(DATA FOR PROCESSING):
=-=-=
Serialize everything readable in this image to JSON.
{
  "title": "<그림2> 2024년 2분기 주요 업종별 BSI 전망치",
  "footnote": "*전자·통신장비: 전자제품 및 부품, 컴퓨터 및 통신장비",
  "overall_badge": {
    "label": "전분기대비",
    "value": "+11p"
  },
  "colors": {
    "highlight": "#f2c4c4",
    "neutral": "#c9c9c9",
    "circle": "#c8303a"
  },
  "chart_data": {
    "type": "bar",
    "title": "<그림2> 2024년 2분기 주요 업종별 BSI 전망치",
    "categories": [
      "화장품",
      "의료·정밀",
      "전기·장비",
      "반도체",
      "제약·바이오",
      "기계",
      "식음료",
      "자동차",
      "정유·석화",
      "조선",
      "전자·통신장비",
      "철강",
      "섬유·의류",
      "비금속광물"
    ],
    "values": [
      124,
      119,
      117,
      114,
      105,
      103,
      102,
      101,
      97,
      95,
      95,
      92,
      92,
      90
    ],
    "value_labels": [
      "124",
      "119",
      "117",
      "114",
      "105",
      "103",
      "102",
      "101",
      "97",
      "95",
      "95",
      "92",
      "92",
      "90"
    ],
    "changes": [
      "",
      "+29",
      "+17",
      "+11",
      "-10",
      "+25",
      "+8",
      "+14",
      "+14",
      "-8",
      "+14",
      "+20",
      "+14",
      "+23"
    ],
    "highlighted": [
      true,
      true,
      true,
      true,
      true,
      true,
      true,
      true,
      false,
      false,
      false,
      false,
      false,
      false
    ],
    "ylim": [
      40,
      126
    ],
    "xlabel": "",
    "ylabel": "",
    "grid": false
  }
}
=-=-=
Word for word, write out all of the data above.

(TASK RESPONSE):
Serialize everything readable in this image to JSON.
{
  "title": "<그림2> 2024년 2분기 주요 업종별 BSI 전망치",
  "footnote": "*전자·통신장비: 전자제품 및 부품, 컴퓨터 및 통신장비",
  "overall_badge": {
    "label": "전분기대비",
    "value": "+11p"
  },
  "colors": {
    "highlight": "#f2c4c4",
    "neutral": "#c9c9c9",
    "circle": "#c8303a"
  },
  "chart_data": {
    "type": "bar",
    "title": "<그림2> 2024년 2분기 주요 업종별 BSI 전망치",
    "categories": [
      "화장품",
      "의료·정밀",
      "전기·장비",
      "반도체",
      "제약·바이오",
      "기계",
      "식음료",
      "자동차",
      "정유·석화",
      "조선",
      "전자·통신장비",
      "철강",
      "섬유·의류",
      "비금속광물"
    ],
    "values": [
      124,
      119,
      117,
      114,
      105,
      103,
      102,
      101,
      97,
      95,
      95,
      92,
      92,
      90
    ],
    "value_labels": [
      "124",
      "119",
      "117",
      "114",
      "105",
      "103",
      "102",
      "101",
      "97",
      "95",
      "95",
      "92",
      "92",
      "90"
    ],
    "changes": [
      "",
      "+29",
      "+17",
      "+11",
      "-10",
      "+25",
      "+8",
      "+14",
      "+14",
      "-8",
      "+14",
      "+20",
      "+14",
      "+23"
    ],
    "highlighted": [
      true,
      true,
      true,
      true,
      true,
      true,
      true,
      true,
      false,
      false,
      false,
      false,
      false,
      false
    ],
    "ylim": [
      40,
      126
    ],
    "xlabel": "",
    "ylabel": "",
    "grid": false
  }
}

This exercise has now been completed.